- **Records for this exercise**:
---------------

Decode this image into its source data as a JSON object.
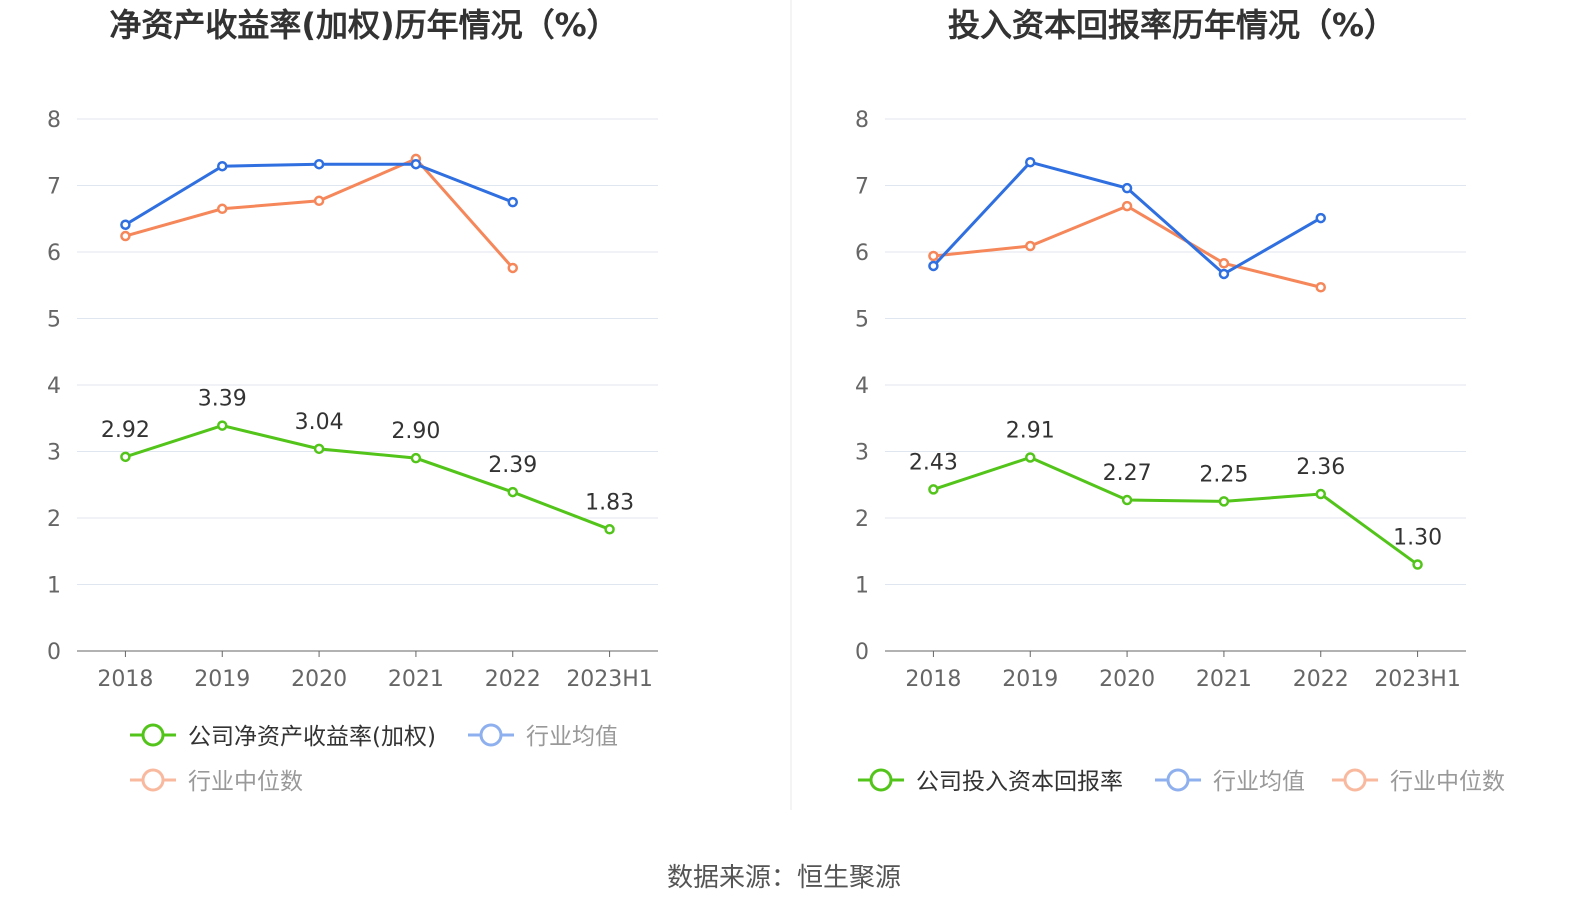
{
  "colors": {
    "company": "#52c41a",
    "avg": "#2f6fe0",
    "median": "#f5875a",
    "avg_legend": "#8fb0ee",
    "median_legend": "#f9b99e",
    "grid": "#e0e6f0"
  },
  "source": "数据来源：恒生聚源",
  "chart_data": [
    {
      "type": "line",
      "title": "净资产收益率(加权)历年情况（%）",
      "categories": [
        "2018",
        "2019",
        "2020",
        "2021",
        "2022",
        "2023H1"
      ],
      "ylim": [
        0,
        8
      ],
      "yticks": [
        "0",
        "1",
        "2",
        "3",
        "4",
        "5",
        "6",
        "7",
        "8"
      ],
      "series": [
        {
          "name": "公司净资产收益率(加权)",
          "key": "company",
          "values": [
            2.92,
            3.39,
            3.04,
            2.9,
            2.39,
            1.83
          ],
          "labels": [
            "2.92",
            "3.39",
            "3.04",
            "2.90",
            "2.39",
            "1.83"
          ]
        },
        {
          "name": "行业均值",
          "key": "avg",
          "values": [
            6.41,
            7.29,
            7.32,
            7.32,
            6.75,
            null
          ]
        },
        {
          "name": "行业中位数",
          "key": "median",
          "values": [
            6.24,
            6.65,
            6.77,
            7.4,
            5.76,
            null
          ]
        }
      ],
      "legend": "bottom"
    },
    {
      "type": "line",
      "title": "投入资本回报率历年情况（%）",
      "categories": [
        "2018",
        "2019",
        "2020",
        "2021",
        "2022",
        "2023H1"
      ],
      "ylim": [
        0,
        8
      ],
      "yticks": [
        "0",
        "1",
        "2",
        "3",
        "4",
        "5",
        "6",
        "7",
        "8"
      ],
      "series": [
        {
          "name": "公司投入资本回报率",
          "key": "company",
          "values": [
            2.43,
            2.91,
            2.27,
            2.25,
            2.36,
            1.3
          ],
          "labels": [
            "2.43",
            "2.91",
            "2.27",
            "2.25",
            "2.36",
            "1.30"
          ]
        },
        {
          "name": "行业均值",
          "key": "avg",
          "values": [
            5.79,
            7.35,
            6.96,
            5.67,
            6.51,
            null
          ]
        },
        {
          "name": "行业中位数",
          "key": "median",
          "values": [
            5.94,
            6.09,
            6.69,
            5.83,
            5.47,
            null
          ]
        }
      ],
      "legend": "bottom"
    }
  ]
}
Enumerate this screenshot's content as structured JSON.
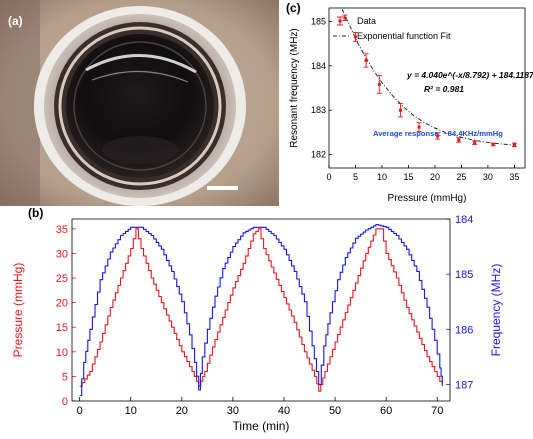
{
  "panels": {
    "a": "(a)",
    "b": "(b)",
    "c": "(c)"
  },
  "colors": {
    "pressure": "#e8171d",
    "frequency": "#1616e6",
    "fit": "#222222",
    "error_bar": "#e8171d",
    "annotation": "#1f49d6"
  },
  "photo": {
    "scale_bar_color": "#ffffff"
  },
  "chart_data": [
    {
      "panel": "c",
      "type": "scatter",
      "xlabel": "Pressure (mmHg)",
      "ylabel": "Resonant frequency (MHz)",
      "xlim": [
        0,
        37
      ],
      "ylim": [
        185.3,
        181.7
      ],
      "y_inverted": true,
      "xticks": [
        0,
        5,
        10,
        15,
        20,
        25,
        30,
        35
      ],
      "yticks": [
        182,
        183,
        184,
        185
      ],
      "legend_position": "top-left",
      "legend": [
        "Data",
        "Exponential function Fit"
      ],
      "series": [
        {
          "name": "Data",
          "x": [
            3.0,
            5.0,
            7.0,
            9.5,
            13.5,
            17.0,
            20.5,
            24.5,
            27.5,
            31.0,
            35.0
          ],
          "y": [
            185.08,
            184.65,
            184.12,
            183.58,
            183.0,
            182.62,
            182.42,
            182.33,
            182.27,
            182.23,
            182.22
          ],
          "error": [
            0.06,
            0.1,
            0.15,
            0.2,
            0.15,
            0.1,
            0.07,
            0.05,
            0.04,
            0.03,
            0.04
          ]
        },
        {
          "name": "Exponential function Fit",
          "x": [
            2.5,
            4,
            5.5,
            7,
            8.5,
            10,
            12,
            14,
            16,
            18,
            20,
            22,
            25,
            28,
            31,
            35
          ],
          "y": [
            185.27,
            184.88,
            184.5,
            184.18,
            183.88,
            183.62,
            183.33,
            183.08,
            182.88,
            182.72,
            182.6,
            182.5,
            182.39,
            182.31,
            182.26,
            182.21
          ]
        }
      ],
      "annotations": {
        "equation": "y = 4.040e^(-x/8.792) + 184.1187",
        "r2": "R² = 0.981",
        "average": "Average response: ~84.4KHz/mmHg"
      }
    },
    {
      "panel": "b",
      "type": "line",
      "xlabel": "Time (min)",
      "ylabel": "Pressure (mmHg)",
      "ylabel_right": "Frequency (MHz)",
      "xlim": [
        -1.5,
        72.5
      ],
      "ylim": [
        0,
        37
      ],
      "ylim_right": [
        187.3,
        184
      ],
      "xticks": [
        0,
        10,
        20,
        30,
        40,
        50,
        60,
        70
      ],
      "yticks": [
        0,
        5,
        10,
        15,
        20,
        25,
        30,
        35
      ],
      "yticks_right": [
        184,
        185,
        186,
        187
      ],
      "series": [
        {
          "name": "Pressure",
          "axis": "left",
          "x": [
            0,
            2,
            4,
            6,
            8,
            10,
            11,
            12,
            14,
            16,
            18,
            20,
            22,
            23.3,
            24.5,
            26,
            28,
            30,
            32,
            34,
            35,
            36,
            38,
            40,
            42,
            44,
            46,
            46.8,
            48,
            50,
            52,
            54,
            56,
            58,
            59,
            60,
            62,
            64,
            66,
            68,
            70,
            71
          ],
          "y": [
            3,
            6,
            12,
            19,
            25,
            31,
            35,
            31,
            25,
            20,
            15,
            10,
            6,
            3,
            6,
            11,
            17,
            23,
            28,
            34,
            35,
            31,
            26,
            21,
            16,
            10,
            5,
            2,
            6,
            12,
            18,
            24,
            30,
            35,
            35,
            30,
            25,
            19,
            14,
            9,
            5,
            3
          ]
        },
        {
          "name": "Frequency",
          "axis": "right",
          "x": [
            0,
            0.8,
            2,
            4,
            6,
            8,
            10,
            12,
            14,
            16,
            18,
            20,
            21.5,
            22.5,
            23.3,
            24,
            25,
            26.5,
            28,
            30,
            32,
            34,
            36,
            38,
            40,
            42,
            44,
            45.5,
            46.8,
            47.8,
            49,
            50.5,
            52,
            54,
            56,
            58,
            60,
            62,
            64,
            66,
            68,
            69.5,
            70.5,
            71
          ],
          "y": [
            187.2,
            186.6,
            186.0,
            185.1,
            184.6,
            184.3,
            184.15,
            184.15,
            184.3,
            184.55,
            184.95,
            185.5,
            186.1,
            186.6,
            187.1,
            186.5,
            186.0,
            185.4,
            184.9,
            184.5,
            184.25,
            184.15,
            184.15,
            184.3,
            184.55,
            184.95,
            185.5,
            186.3,
            187.0,
            186.3,
            185.7,
            185.1,
            184.7,
            184.35,
            184.2,
            184.1,
            184.15,
            184.3,
            184.55,
            184.95,
            185.6,
            186.2,
            186.7,
            187.0
          ]
        }
      ]
    }
  ]
}
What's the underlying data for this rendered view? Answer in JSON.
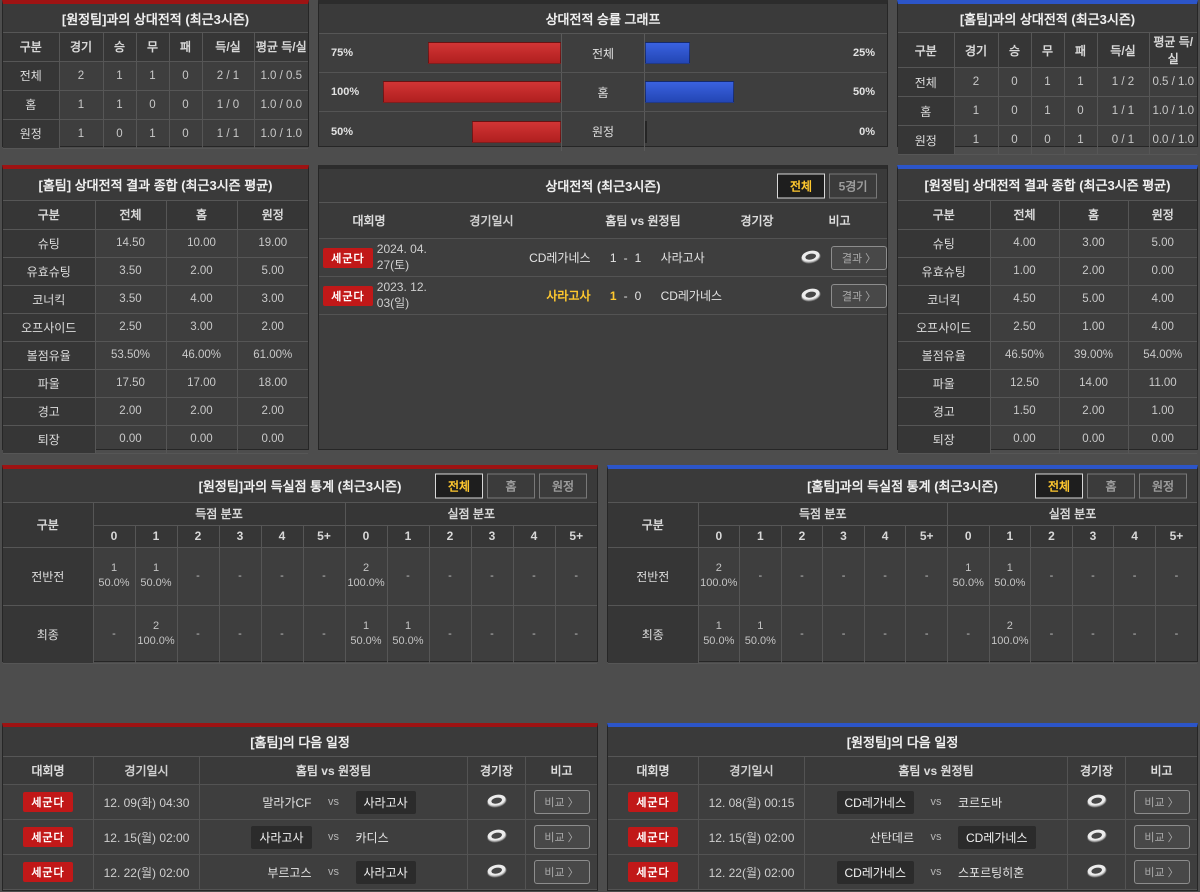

---------------

- **Aim**: Transcribe the full listing above exactly, with the images removed.

- **Problem solution**:
Decode this image into its source data as a JSON object.
{
  "colors": {
    "company": "#52c41a",
    "avg": "#2f6fe0",
    "median": "#f5875a",
    "avg_legend": "#8fb0ee",
    "median_legend": "#f9b99e",
    "grid": "#e0e6f0"
  },
  "source": "数据来源：恒生聚源",
  "chart_data": [
    {
      "type": "line",
      "title": "净资产收益率(加权)历年情况（%）",
      "categories": [
        "2018",
        "2019",
        "2020",
        "2021",
        "2022",
        "2023H1"
      ],
      "ylim": [
        0,
        8
      ],
      "yticks": [
        "0",
        "1",
        "2",
        "3",
        "4",
        "5",
        "6",
        "7",
        "8"
      ],
      "series": [
        {
          "name": "公司净资产收益率(加权)",
          "key": "company",
          "values": [
            2.92,
            3.39,
            3.04,
            2.9,
            2.39,
            1.83
          ],
          "labels": [
            "2.92",
            "3.39",
            "3.04",
            "2.90",
            "2.39",
            "1.83"
          ]
        },
        {
          "name": "行业均值",
          "key": "avg",
          "values": [
            6.41,
            7.29,
            7.32,
            7.32,
            6.75,
            null
          ]
        },
        {
          "name": "行业中位数",
          "key": "median",
          "values": [
            6.24,
            6.65,
            6.77,
            7.4,
            5.76,
            null
          ]
        }
      ],
      "legend": "bottom"
    },
    {
      "type": "line",
      "title": "投入资本回报率历年情况（%）",
      "categories": [
        "2018",
        "2019",
        "2020",
        "2021",
        "2022",
        "2023H1"
      ],
      "ylim": [
        0,
        8
      ],
      "yticks": [
        "0",
        "1",
        "2",
        "3",
        "4",
        "5",
        "6",
        "7",
        "8"
      ],
      "series": [
        {
          "name": "公司投入资本回报率",
          "key": "company",
          "values": [
            2.43,
            2.91,
            2.27,
            2.25,
            2.36,
            1.3
          ],
          "labels": [
            "2.43",
            "2.91",
            "2.27",
            "2.25",
            "2.36",
            "1.30"
          ]
        },
        {
          "name": "行业均值",
          "key": "avg",
          "values": [
            5.79,
            7.35,
            6.96,
            5.67,
            6.51,
            null
          ]
        },
        {
          "name": "行业中位数",
          "key": "median",
          "values": [
            5.94,
            6.09,
            6.69,
            5.83,
            5.47,
            null
          ]
        }
      ],
      "legend": "bottom"
    }
  ]
}
Enumerate this screenshot's content as structured JSON.
{
  "panels": {
    "a": "(a)",
    "b": "(b)",
    "c": "(c)"
  },
  "colors": {
    "pressure": "#e8171d",
    "frequency": "#1616e6",
    "fit": "#222222",
    "error_bar": "#e8171d",
    "annotation": "#1f49d6"
  },
  "photo": {
    "scale_bar_color": "#ffffff"
  },
  "chart_data": [
    {
      "panel": "c",
      "type": "scatter",
      "xlabel": "Pressure (mmHg)",
      "ylabel": "Resonant frequency (MHz)",
      "xlim": [
        0,
        37
      ],
      "ylim": [
        185.3,
        181.7
      ],
      "y_inverted": true,
      "xticks": [
        0,
        5,
        10,
        15,
        20,
        25,
        30,
        35
      ],
      "yticks": [
        182,
        183,
        184,
        185
      ],
      "legend_position": "top-left",
      "legend": [
        "Data",
        "Exponential function Fit"
      ],
      "series": [
        {
          "name": "Data",
          "x": [
            3.0,
            5.0,
            7.0,
            9.5,
            13.5,
            17.0,
            20.5,
            24.5,
            27.5,
            31.0,
            35.0
          ],
          "y": [
            185.08,
            184.65,
            184.12,
            183.58,
            183.0,
            182.62,
            182.42,
            182.33,
            182.27,
            182.23,
            182.22
          ],
          "error": [
            0.06,
            0.1,
            0.15,
            0.2,
            0.15,
            0.1,
            0.07,
            0.05,
            0.04,
            0.03,
            0.04
          ]
        },
        {
          "name": "Exponential function Fit",
          "x": [
            2.5,
            4,
            5.5,
            7,
            8.5,
            10,
            12,
            14,
            16,
            18,
            20,
            22,
            25,
            28,
            31,
            35
          ],
          "y": [
            185.27,
            184.88,
            184.5,
            184.18,
            183.88,
            183.62,
            183.33,
            183.08,
            182.88,
            182.72,
            182.6,
            182.5,
            182.39,
            182.31,
            182.26,
            182.21
          ]
        }
      ],
      "annotations": {
        "equation": "y = 4.040e^(-x/8.792) + 184.1187",
        "r2": "R² = 0.981",
        "average": "Average response: ~84.4KHz/mmHg"
      }
    },
    {
      "panel": "b",
      "type": "line",
      "xlabel": "Time (min)",
      "ylabel": "Pressure (mmHg)",
      "ylabel_right": "Frequency (MHz)",
      "xlim": [
        -1.5,
        72.5
      ],
      "ylim": [
        0,
        37
      ],
      "ylim_right": [
        187.3,
        184
      ],
      "xticks": [
        0,
        10,
        20,
        30,
        40,
        50,
        60,
        70
      ],
      "yticks": [
        0,
        5,
        10,
        15,
        20,
        25,
        30,
        35
      ],
      "yticks_right": [
        184,
        185,
        186,
        187
      ],
      "series": [
        {
          "name": "Pressure",
          "axis": "left",
          "x": [
            0,
            2,
            4,
            6,
            8,
            10,
            11,
            12,
            14,
            16,
            18,
            20,
            22,
            23.3,
            24.5,
            26,
            28,
            30,
            32,
            34,
            35,
            36,
            38,
            40,
            42,
            44,
            46,
            46.8,
            48,
            50,
            52,
            54,
            56,
            58,
            59,
            60,
            62,
            64,
            66,
            68,
            70,
            71
          ],
          "y": [
            3,
            6,
            12,
            19,
            25,
            31,
            35,
            31,
            25,
            20,
            15,
            10,
            6,
            3,
            6,
            11,
            17,
            23,
            28,
            34,
            35,
            31,
            26,
            21,
            16,
            10,
            5,
            2,
            6,
            12,
            18,
            24,
            30,
            35,
            35,
            30,
            25,
            19,
            14,
            9,
            5,
            3
          ]
        },
        {
          "name": "Frequency",
          "axis": "right",
          "x": [
            0,
            0.8,
            2,
            4,
            6,
            8,
            10,
            12,
            14,
            16,
            18,
            20,
            21.5,
            22.5,
            23.3,
            24,
            25,
            26.5,
            28,
            30,
            32,
            34,
            36,
            38,
            40,
            42,
            44,
            45.5,
            46.8,
            47.8,
            49,
            50.5,
            52,
            54,
            56,
            58,
            60,
            62,
            64,
            66,
            68,
            69.5,
            70.5,
            71
          ],
          "y": [
            187.2,
            186.6,
            186.0,
            185.1,
            184.6,
            184.3,
            184.15,
            184.15,
            184.3,
            184.55,
            184.95,
            185.5,
            186.1,
            186.6,
            187.1,
            186.5,
            186.0,
            185.4,
            184.9,
            184.5,
            184.25,
            184.15,
            184.15,
            184.3,
            184.55,
            184.95,
            185.5,
            186.3,
            187.0,
            186.3,
            185.7,
            185.1,
            184.7,
            184.35,
            184.2,
            184.1,
            184.15,
            184.3,
            184.55,
            184.95,
            185.6,
            186.2,
            186.7,
            187.0
          ]
        }
      ]
    }
  ]
}
What's the underlying data for this rendered view? Answer in JSON.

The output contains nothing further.